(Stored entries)
——
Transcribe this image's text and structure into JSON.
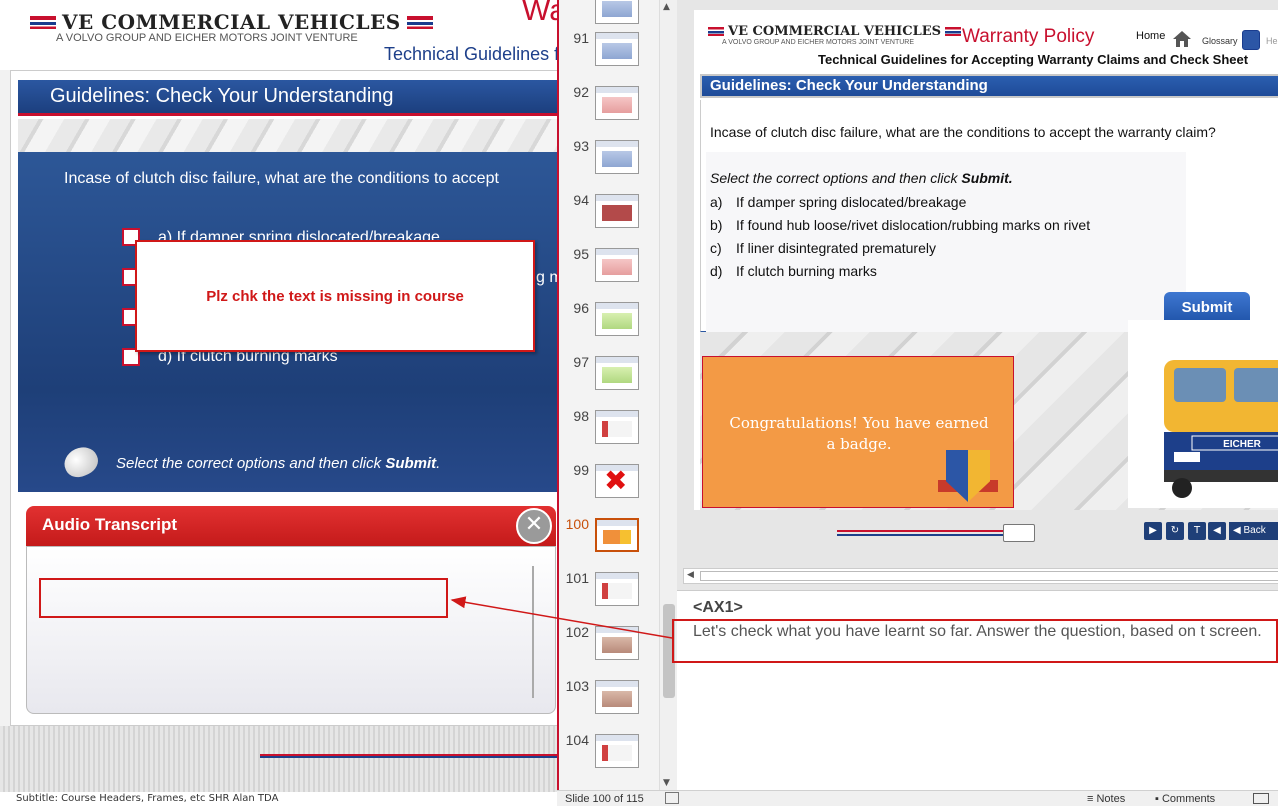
{
  "left_preview": {
    "brand": "VE COMMERCIAL VEHICLES",
    "joint_venture": "A VOLVO GROUP AND EICHER MOTORS JOINT VENTURE",
    "heading_fragment": "Wa",
    "subtitle_fragment": "Technical Guidelines for",
    "title": "Guidelines: Check Your Understanding",
    "question": "Incase of clutch disc failure, what are the conditions to accept",
    "options": [
      "a)   If damper spring dislocated/breakage",
      "b)",
      "c)",
      "d)   If clutch burning marks"
    ],
    "option_b_fragment": "g m",
    "instruction": "Select the correct options and then click ",
    "instruction_bold": "Submit",
    "instruction_end": ".",
    "review_note": "Plz chk the text is missing in course",
    "audio_transcript_title": "Audio Transcript",
    "close_glyph": "✕",
    "footer_text": "Subtitle: Course Headers, Frames, etc  SHR Alan TDA"
  },
  "thumbnails": [
    {
      "num": "",
      "style": "blue"
    },
    {
      "num": "91",
      "style": "blue"
    },
    {
      "num": "92",
      "style": "pink"
    },
    {
      "num": "93",
      "style": "blue"
    },
    {
      "num": "94",
      "style": "red"
    },
    {
      "num": "95",
      "style": "pink"
    },
    {
      "num": "96",
      "style": "green"
    },
    {
      "num": "97",
      "style": "green"
    },
    {
      "num": "98",
      "style": "person"
    },
    {
      "num": "99",
      "style": "x"
    },
    {
      "num": "100",
      "style": "orange",
      "selected": true
    },
    {
      "num": "101",
      "style": "person"
    },
    {
      "num": "102",
      "style": "photo"
    },
    {
      "num": "103",
      "style": "photo"
    },
    {
      "num": "104",
      "style": "person"
    }
  ],
  "slide": {
    "brand": "VE COMMERCIAL VEHICLES",
    "joint_venture": "A VOLVO GROUP AND EICHER MOTORS JOINT VENTURE",
    "course": "Warranty Policy",
    "home_label": "Home",
    "glossary_label": "Glossary",
    "help_fragment": "He",
    "subtitle": "Technical Guidelines for Accepting Warranty Claims and Check Sheet",
    "title": "Guidelines: Check Your Understanding",
    "question": "Incase  of clutch disc failure, what are the conditions to accept the  warranty claim?",
    "instruction": "Select the correct options and then click ",
    "instruction_bold": "Submit.",
    "options": [
      {
        "letter": "a)",
        "text": "If damper spring dislocated/breakage"
      },
      {
        "letter": "b)",
        "text": "If found hub loose/rivet dislocation/rubbing marks on rivet"
      },
      {
        "letter": "c)",
        "text": "If liner disintegrated prematurely"
      },
      {
        "letter": "d)",
        "text": "If clutch burning marks"
      }
    ],
    "submit_label": "Submit",
    "congrats": "Congratulations! You have earned a badge.",
    "truck_brand": "EICHER",
    "back_label": "Back"
  },
  "notes": {
    "tag": "<AX1>",
    "text": "Let's check what you have learnt so far. Answer the question, based on t screen."
  },
  "status_bar": {
    "slide_position": "Slide 100 of 115",
    "notes_label": "Notes",
    "comments_label": "Comments"
  },
  "colors": {
    "brand_red": "#c8102e",
    "brand_blue": "#1d3f8a",
    "annotation_red": "#d01818",
    "badge_orange": "#f39a45"
  }
}
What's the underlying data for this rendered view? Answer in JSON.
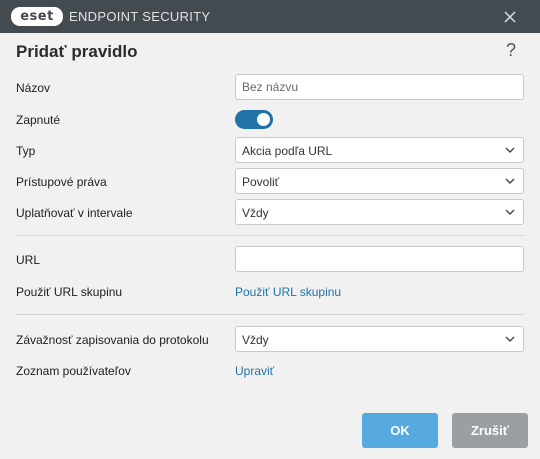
——
**What you need to do:** Identify and copy lines that hold the string "spring".

**Reply:**
      "a)   If damper spring dislocated/breakage",
        "text": "If damper spring dislocated/breakage"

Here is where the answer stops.